Stored items from a collection:
====================
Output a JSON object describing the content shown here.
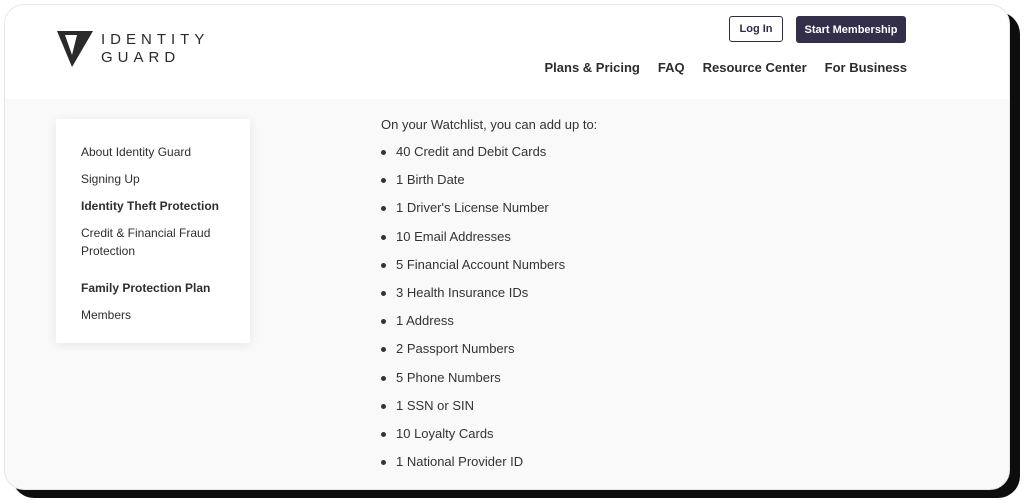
{
  "header": {
    "logo_line1": "IDENTITY",
    "logo_line2": "GUARD",
    "login_label": "Log In",
    "start_label": "Start Membership",
    "nav": [
      "Plans & Pricing",
      "FAQ",
      "Resource Center",
      "For Business"
    ]
  },
  "sidebar": {
    "items": [
      {
        "label": "About Identity Guard",
        "bold": false
      },
      {
        "label": "Signing Up",
        "bold": false
      },
      {
        "label": "Identity Theft Protection",
        "bold": true
      },
      {
        "label": "Credit & Financial Fraud Protection",
        "bold": false
      },
      {
        "label": "Family Protection Plan",
        "bold": true
      },
      {
        "label": "Members",
        "bold": false
      }
    ]
  },
  "main": {
    "intro": "On your Watchlist, you can add up to:",
    "watchlist": [
      "40 Credit and Debit Cards",
      "1 Birth Date",
      "1 Driver's License Number",
      "10 Email Addresses",
      "5 Financial Account Numbers",
      "3 Health Insurance IDs",
      "1 Address",
      "2 Passport Numbers",
      "5 Phone Numbers",
      "1 SSN or SIN",
      "10 Loyalty Cards",
      "1 National Provider ID"
    ]
  },
  "colors": {
    "brand_dark": "#332f4a",
    "text": "#333333",
    "page_bg": "#f9f9f9"
  }
}
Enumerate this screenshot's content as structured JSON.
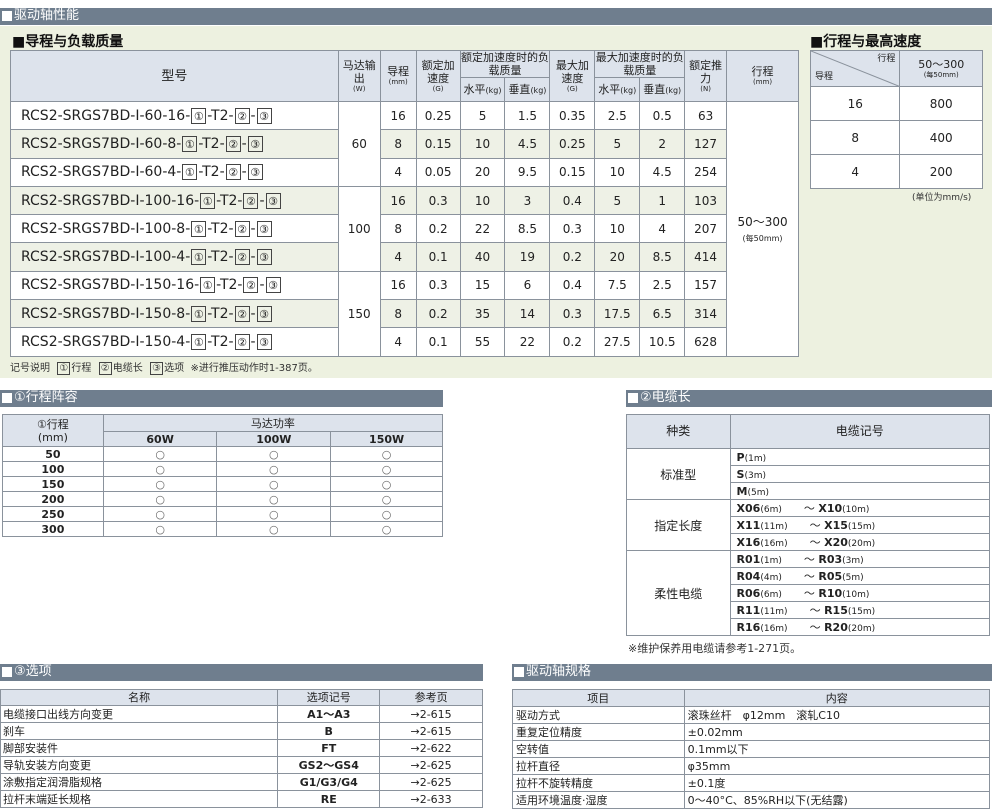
{
  "main_title": "驱动轴性能",
  "load": {
    "title": "■导程与负载质量",
    "headers": {
      "model": "型号",
      "motor": "马达输出",
      "motor_unit": "(W)",
      "lead": "导程",
      "lead_unit": "(mm)",
      "rated_acc": "额定加速度",
      "acc_unit": "(G)",
      "rated_load": "额定加速度时的负载质量",
      "horiz": "水平",
      "kg": "(kg)",
      "vert": "垂直",
      "max_acc": "最大加速度",
      "max_load": "最大加速度时的负载质量",
      "thrust": "额定推力",
      "thrust_unit": "(N)",
      "stroke": "行程",
      "stroke_unit": "(mm)"
    },
    "box1": "①",
    "box2": "②",
    "box3": "③",
    "rows": [
      {
        "model": "RCS2-SRGS7BD-I-60-16-",
        "lead": "16",
        "ra": "0.25",
        "rh": "5",
        "rv": "1.5",
        "ma": "0.35",
        "mh": "2.5",
        "mv": "0.5",
        "f": "63"
      },
      {
        "model": "RCS2-SRGS7BD-I-60-8-",
        "lead": "8",
        "ra": "0.15",
        "rh": "10",
        "rv": "4.5",
        "ma": "0.25",
        "mh": "5",
        "mv": "2",
        "f": "127"
      },
      {
        "model": "RCS2-SRGS7BD-I-60-4-",
        "lead": "4",
        "ra": "0.05",
        "rh": "20",
        "rv": "9.5",
        "ma": "0.15",
        "mh": "10",
        "mv": "4.5",
        "f": "254"
      },
      {
        "model": "RCS2-SRGS7BD-I-100-16-",
        "lead": "16",
        "ra": "0.3",
        "rh": "10",
        "rv": "3",
        "ma": "0.4",
        "mh": "5",
        "mv": "1",
        "f": "103"
      },
      {
        "model": "RCS2-SRGS7BD-I-100-8-",
        "lead": "8",
        "ra": "0.2",
        "rh": "22",
        "rv": "8.5",
        "ma": "0.3",
        "mh": "10",
        "mv": "4",
        "f": "207"
      },
      {
        "model": "RCS2-SRGS7BD-I-100-4-",
        "lead": "4",
        "ra": "0.1",
        "rh": "40",
        "rv": "19",
        "ma": "0.2",
        "mh": "20",
        "mv": "8.5",
        "f": "414"
      },
      {
        "model": "RCS2-SRGS7BD-I-150-16-",
        "lead": "16",
        "ra": "0.3",
        "rh": "15",
        "rv": "6",
        "ma": "0.4",
        "mh": "7.5",
        "mv": "2.5",
        "f": "157"
      },
      {
        "model": "RCS2-SRGS7BD-I-150-8-",
        "lead": "8",
        "ra": "0.2",
        "rh": "35",
        "rv": "14",
        "ma": "0.3",
        "mh": "17.5",
        "mv": "6.5",
        "f": "314"
      },
      {
        "model": "RCS2-SRGS7BD-I-150-4-",
        "lead": "4",
        "ra": "0.1",
        "rh": "55",
        "rv": "22",
        "ma": "0.2",
        "mh": "27.5",
        "mv": "10.5",
        "f": "628"
      }
    ],
    "motors": [
      "60",
      "100",
      "150"
    ],
    "stroke": "50〜300",
    "stroke_sub": "(每50mm)",
    "note": {
      "label": "记号说明",
      "s1": "行程",
      "s2": "电缆长",
      "s3": "选项",
      "ref": "※进行推压动作时1-387页。"
    }
  },
  "speed": {
    "title": "■行程与最高速度",
    "h_stroke": "行程",
    "h_lead": "导程",
    "h_range": "50〜300",
    "h_range_sub": "(每50mm)",
    "rows": [
      {
        "lead": "16",
        "speed": "800"
      },
      {
        "lead": "8",
        "speed": "400"
      },
      {
        "lead": "4",
        "speed": "200"
      }
    ],
    "unit": "(单位为mm/s)"
  },
  "strokes": {
    "title": "①行程阵容",
    "h_stroke": "①行程",
    "h_mm": "(mm)",
    "h_motor": "马达功率",
    "cols": [
      "60W",
      "100W",
      "150W"
    ],
    "mark": "○",
    "rows": [
      "50",
      "100",
      "150",
      "200",
      "250",
      "300"
    ]
  },
  "cable": {
    "title": "②电缆长",
    "h_type": "种类",
    "h_code": "电缆记号",
    "groups": [
      {
        "type": "标准型",
        "items": [
          {
            "c1": "P",
            "u1": "(1m)"
          },
          {
            "c1": "S",
            "u1": "(3m)"
          },
          {
            "c1": "M",
            "u1": "(5m)"
          }
        ]
      },
      {
        "type": "指定长度",
        "items": [
          {
            "c1": "X06",
            "u1": "(6m)",
            "c2": "X10",
            "u2": "(10m)"
          },
          {
            "c1": "X11",
            "u1": "(11m)",
            "c2": "X15",
            "u2": "(15m)"
          },
          {
            "c1": "X16",
            "u1": "(16m)",
            "c2": "X20",
            "u2": "(20m)"
          }
        ]
      },
      {
        "type": "柔性电缆",
        "items": [
          {
            "c1": "R01",
            "u1": "(1m)",
            "c2": "R03",
            "u2": "(3m)"
          },
          {
            "c1": "R04",
            "u1": "(4m)",
            "c2": "R05",
            "u2": "(5m)"
          },
          {
            "c1": "R06",
            "u1": "(6m)",
            "c2": "R10",
            "u2": "(10m)"
          },
          {
            "c1": "R11",
            "u1": "(11m)",
            "c2": "R15",
            "u2": "(15m)"
          },
          {
            "c1": "R16",
            "u1": "(16m)",
            "c2": "R20",
            "u2": "(20m)"
          }
        ]
      }
    ],
    "tilde": "〜",
    "note": "※维护保养用电缆请参考1-271页。"
  },
  "options": {
    "title": "③选项",
    "headers": [
      "名称",
      "选项记号",
      "参考页"
    ],
    "rows": [
      {
        "name": "电缆接口出线方向变更",
        "code": "A1〜A3",
        "page": "→2-615"
      },
      {
        "name": "刹车",
        "code": "B",
        "page": "→2-615"
      },
      {
        "name": "脚部安装件",
        "code": "FT",
        "page": "→2-622"
      },
      {
        "name": "导轨安装方向变更",
        "code": "GS2〜GS4",
        "page": "→2-625"
      },
      {
        "name": "涂敷指定润滑脂规格",
        "code": "G1/G3/G4",
        "page": "→2-625"
      },
      {
        "name": "拉杆末端延长规格",
        "code": "RE",
        "page": "→2-633"
      }
    ]
  },
  "spec": {
    "title": "驱动轴规格",
    "headers": [
      "项目",
      "内容"
    ],
    "rows": [
      {
        "item": "驱动方式",
        "value": "滚珠丝杆　φ12mm　滚轧C10"
      },
      {
        "item": "重复定位精度",
        "value": "±0.02mm"
      },
      {
        "item": "空转值",
        "value": "0.1mm以下"
      },
      {
        "item": "拉杆直径",
        "value": "φ35mm"
      },
      {
        "item": "拉杆不旋转精度",
        "value": "±0.1度"
      },
      {
        "item": "适用环境温度·湿度",
        "value": "0〜40°C、85%RH以下(无结露)"
      }
    ]
  }
}
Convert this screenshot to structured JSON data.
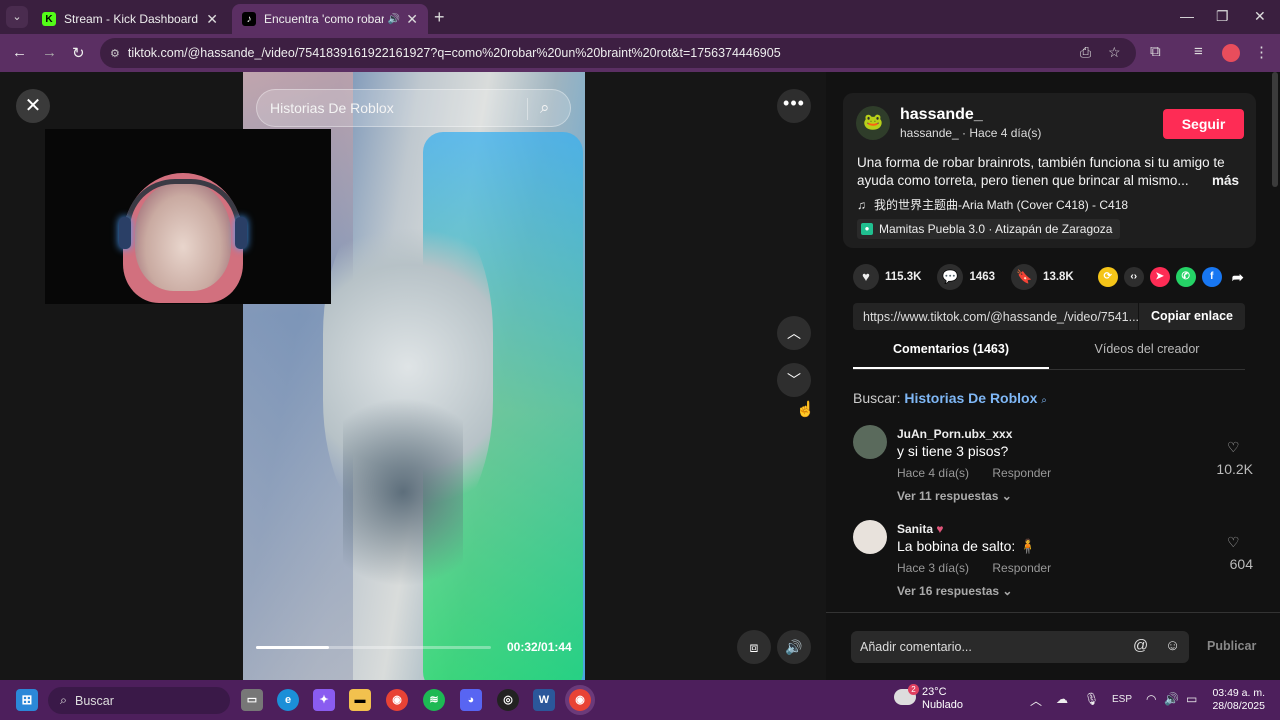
{
  "browser": {
    "tabs": [
      {
        "title": "Stream - Kick Dashboard",
        "favicon": "K"
      },
      {
        "title": "Encuentra 'como robar un l",
        "favicon": "♪"
      }
    ],
    "url": "tiktok.com/@hassande_/video/7541839161922161927?q=como%20robar%20un%20braint%20rot&t=1756374446905"
  },
  "video": {
    "search_placeholder": "Historias De Roblox",
    "time": "00:32/01:44",
    "progress": 0.31
  },
  "post": {
    "creator": "hassande_",
    "creator_sub": "hassande_ · Hace 4 día(s)",
    "follow_label": "Seguir",
    "description": "Una forma de robar brainrots, también funciona si tu amigo te ayuda como torreta, pero tienen que brincar al mismo...",
    "more_label": "más",
    "music": "我的世界主题曲-Aria Math (Cover C418) - C418",
    "location": "Mamitas Puebla 3.0 · Atizapán de Zaragoza",
    "likes": "115.3K",
    "comments": "1463",
    "saves": "13.8K",
    "link": "https://www.tiktok.com/@hassande_/video/7541...",
    "copy_label": "Copiar enlace"
  },
  "panel_tabs": {
    "comments": "Comentarios (1463)",
    "creator_videos": "Vídeos del creador"
  },
  "search_hint": {
    "prefix": "Buscar:",
    "term": "Historias De Roblox"
  },
  "comments": [
    {
      "user": "JuAn_Porn.ubx_xxx",
      "text": "y si tiene 3 pisos?",
      "time": "Hace 4 día(s)",
      "reply": "Responder",
      "likes": "10.2K",
      "more": "Ver 11 respuestas"
    },
    {
      "user": "Sanita",
      "text": "La bobina de salto:",
      "time": "Hace 3 día(s)",
      "reply": "Responder",
      "likes": "604",
      "more": "Ver 16 respuestas"
    }
  ],
  "comment_bar": {
    "placeholder": "Añadir comentario...",
    "publish": "Publicar"
  },
  "taskbar": {
    "search": "Buscar",
    "weather_temp": "23°C",
    "weather_desc": "Nublado",
    "weather_badge": "2",
    "lang": "ESP",
    "time": "03:49 a. m.",
    "date": "28/08/2025"
  },
  "colors": {
    "accent": "#fe2c55",
    "link": "#7fb7f5",
    "chrome": "#5b2f63"
  }
}
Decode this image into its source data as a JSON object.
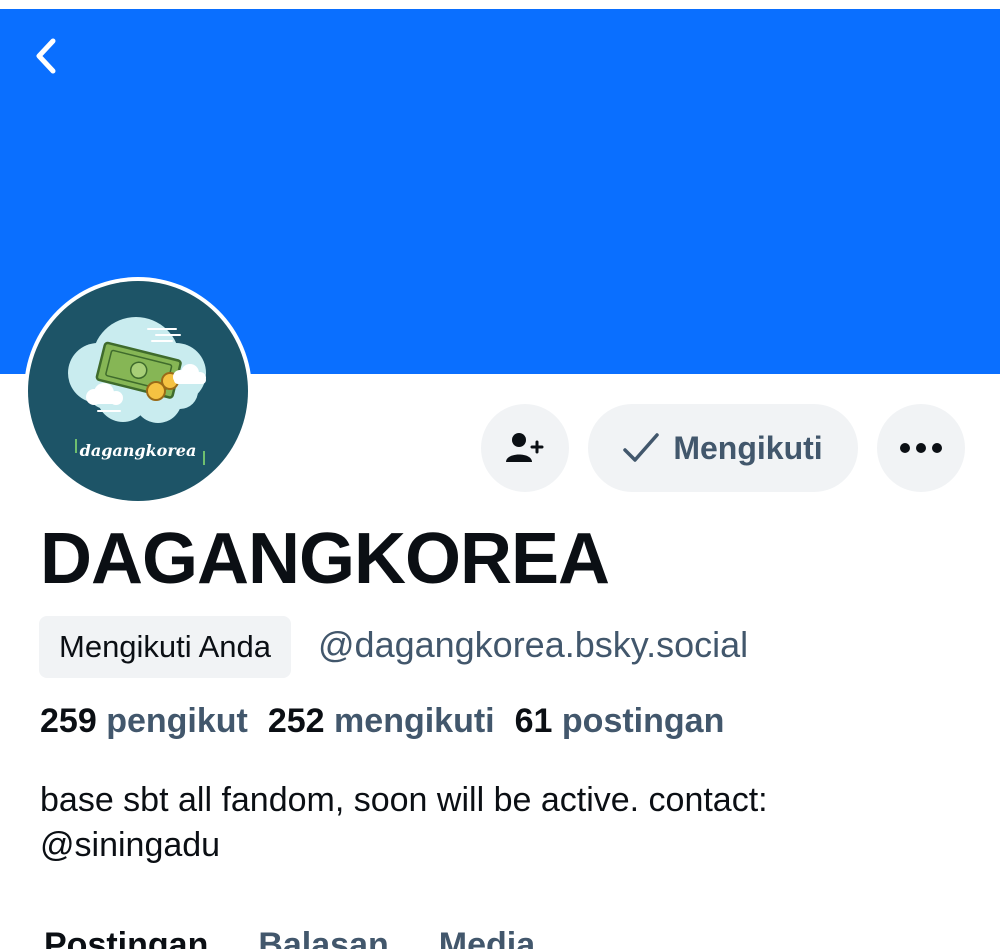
====================
## Work required
From the listing above, copy every line that includes the word "Protection".

## Written solution
        "label": "Identity Theft Protection",
        "label": "Credit & Financial Fraud Protection",
        "label": "Family Protection Plan",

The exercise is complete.